EXERCISE DESCRIPTION = Retype nothing but the lines running from the line that contains "What does this" to the last line, both ends included, and skip every image.

------ DATA FOR PROCESSING ------

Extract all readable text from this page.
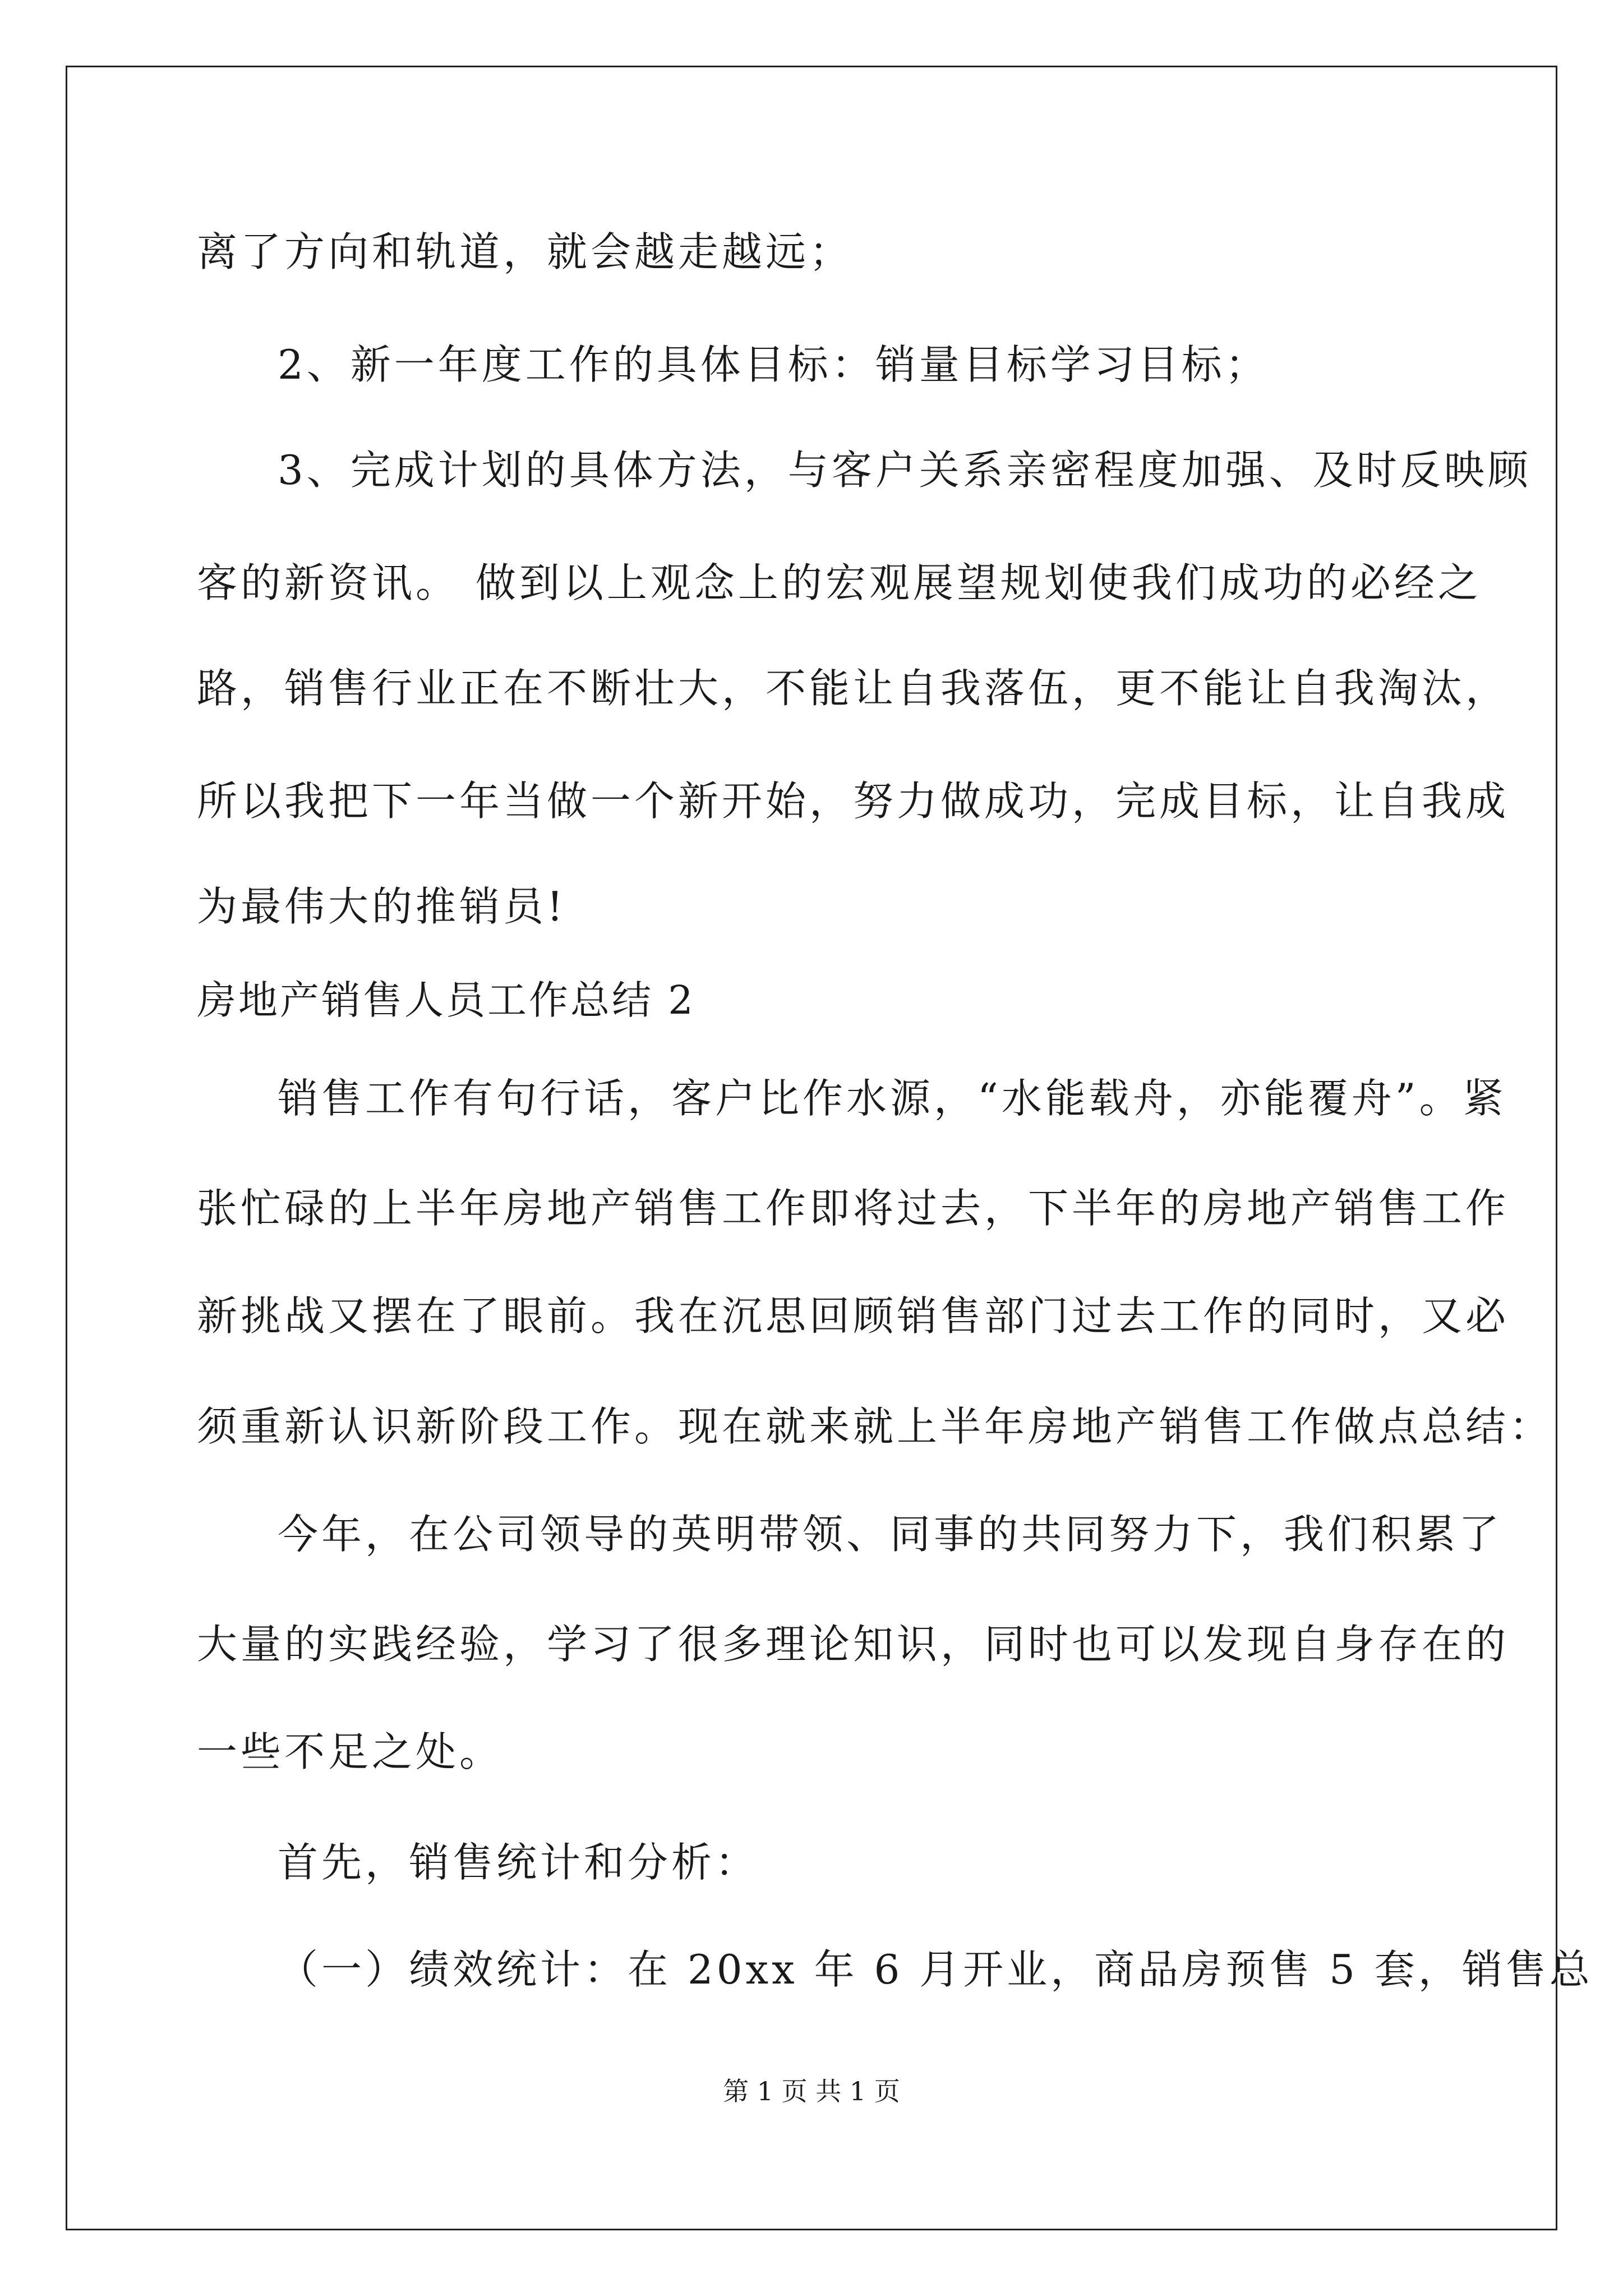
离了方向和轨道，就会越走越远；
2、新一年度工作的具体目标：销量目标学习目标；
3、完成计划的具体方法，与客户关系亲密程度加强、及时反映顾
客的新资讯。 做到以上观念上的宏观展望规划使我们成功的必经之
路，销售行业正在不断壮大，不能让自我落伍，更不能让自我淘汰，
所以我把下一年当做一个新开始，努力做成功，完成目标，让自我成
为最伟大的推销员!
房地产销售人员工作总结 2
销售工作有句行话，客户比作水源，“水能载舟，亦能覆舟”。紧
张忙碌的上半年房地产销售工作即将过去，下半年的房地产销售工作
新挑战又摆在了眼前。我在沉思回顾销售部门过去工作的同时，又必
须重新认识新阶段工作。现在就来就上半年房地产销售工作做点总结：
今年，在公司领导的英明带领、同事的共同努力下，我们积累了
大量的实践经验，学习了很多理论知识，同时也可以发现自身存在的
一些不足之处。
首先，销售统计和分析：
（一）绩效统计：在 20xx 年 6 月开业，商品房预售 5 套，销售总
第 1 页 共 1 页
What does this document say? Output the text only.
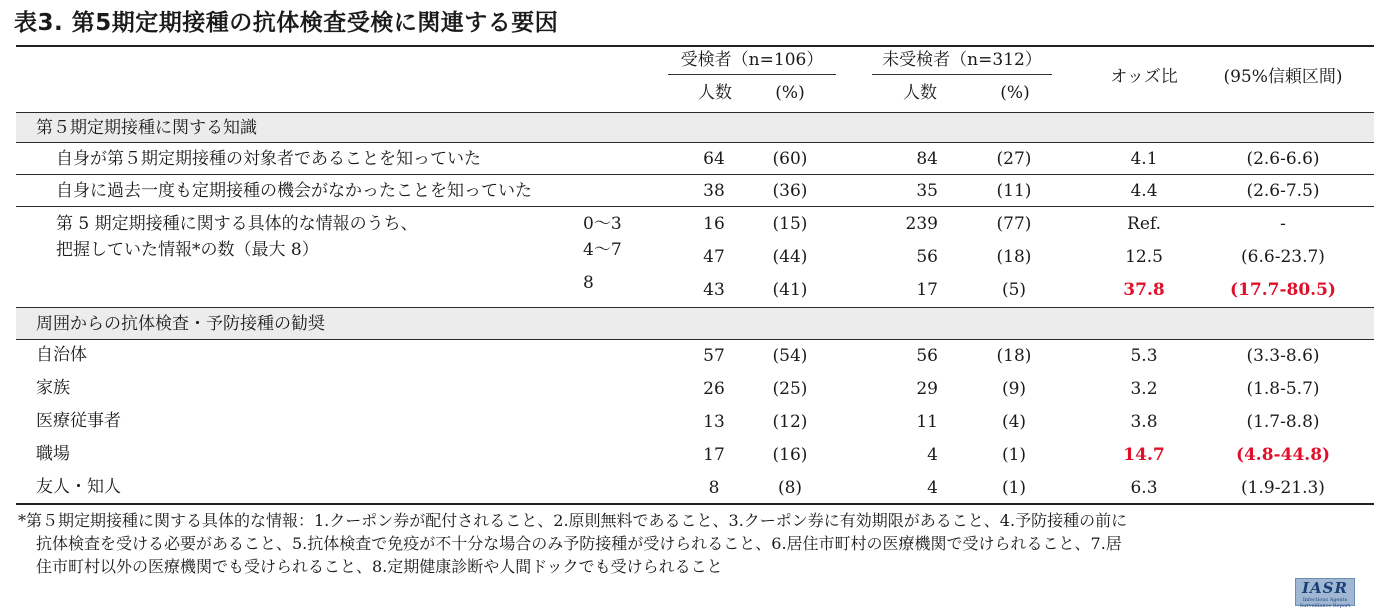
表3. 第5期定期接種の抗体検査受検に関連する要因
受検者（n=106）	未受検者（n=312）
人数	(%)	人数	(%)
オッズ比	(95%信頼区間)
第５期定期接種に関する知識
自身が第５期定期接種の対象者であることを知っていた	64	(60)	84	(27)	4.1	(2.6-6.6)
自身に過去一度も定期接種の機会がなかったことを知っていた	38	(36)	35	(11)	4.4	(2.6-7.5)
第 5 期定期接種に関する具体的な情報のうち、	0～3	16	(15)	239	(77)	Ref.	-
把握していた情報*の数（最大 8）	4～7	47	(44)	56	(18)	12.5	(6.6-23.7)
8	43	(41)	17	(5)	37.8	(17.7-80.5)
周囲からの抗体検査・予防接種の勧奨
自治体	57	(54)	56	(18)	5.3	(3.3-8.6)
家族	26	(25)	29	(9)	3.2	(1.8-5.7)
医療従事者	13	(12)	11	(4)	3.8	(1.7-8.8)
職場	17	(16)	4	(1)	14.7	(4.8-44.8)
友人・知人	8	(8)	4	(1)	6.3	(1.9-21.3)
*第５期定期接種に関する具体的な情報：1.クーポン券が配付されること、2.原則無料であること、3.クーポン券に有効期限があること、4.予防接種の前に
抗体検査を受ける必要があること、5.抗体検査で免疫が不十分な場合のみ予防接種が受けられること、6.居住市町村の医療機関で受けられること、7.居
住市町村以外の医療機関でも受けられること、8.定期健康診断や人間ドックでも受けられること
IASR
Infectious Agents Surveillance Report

------

RESULT OF THIS EXERCISE =
What does this document say? Output the text only.
表3. 第5期定期接種の抗体検査受検に関連する要因
受検者（n=106）	未受検者（n=312）
人数	(%)	人数	(%)
オッズ比	(95%信頼区間)
第５期定期接種に関する知識
自身が第５期定期接種の対象者であることを知っていた	64	(60)	84	(27)	4.1	(2.6-6.6)
自身に過去一度も定期接種の機会がなかったことを知っていた	38	(36)	35	(11)	4.4	(2.6-7.5)
第 5 期定期接種に関する具体的な情報のうち、	0～3	16	(15)	239	(77)	Ref.	-
把握していた情報*の数（最大 8）	4～7	47	(44)	56	(18)	12.5	(6.6-23.7)
8	43	(41)	17	(5)	37.8	(17.7-80.5)
周囲からの抗体検査・予防接種の勧奨
自治体	57	(54)	56	(18)	5.3	(3.3-8.6)
家族	26	(25)	29	(9)	3.2	(1.8-5.7)
医療従事者	13	(12)	11	(4)	3.8	(1.7-8.8)
職場	17	(16)	4	(1)	14.7	(4.8-44.8)
友人・知人	8	(8)	4	(1)	6.3	(1.9-21.3)
*第５期定期接種に関する具体的な情報：1.クーポン券が配付されること、2.原則無料であること、3.クーポン券に有効期限があること、4.予防接種の前に
抗体検査を受ける必要があること、5.抗体検査で免疫が不十分な場合のみ予防接種が受けられること、6.居住市町村の医療機関で受けられること、7.居
住市町村以外の医療機関でも受けられること、8.定期健康診断や人間ドックでも受けられること
IASR
Infectious Agents Surveillance Report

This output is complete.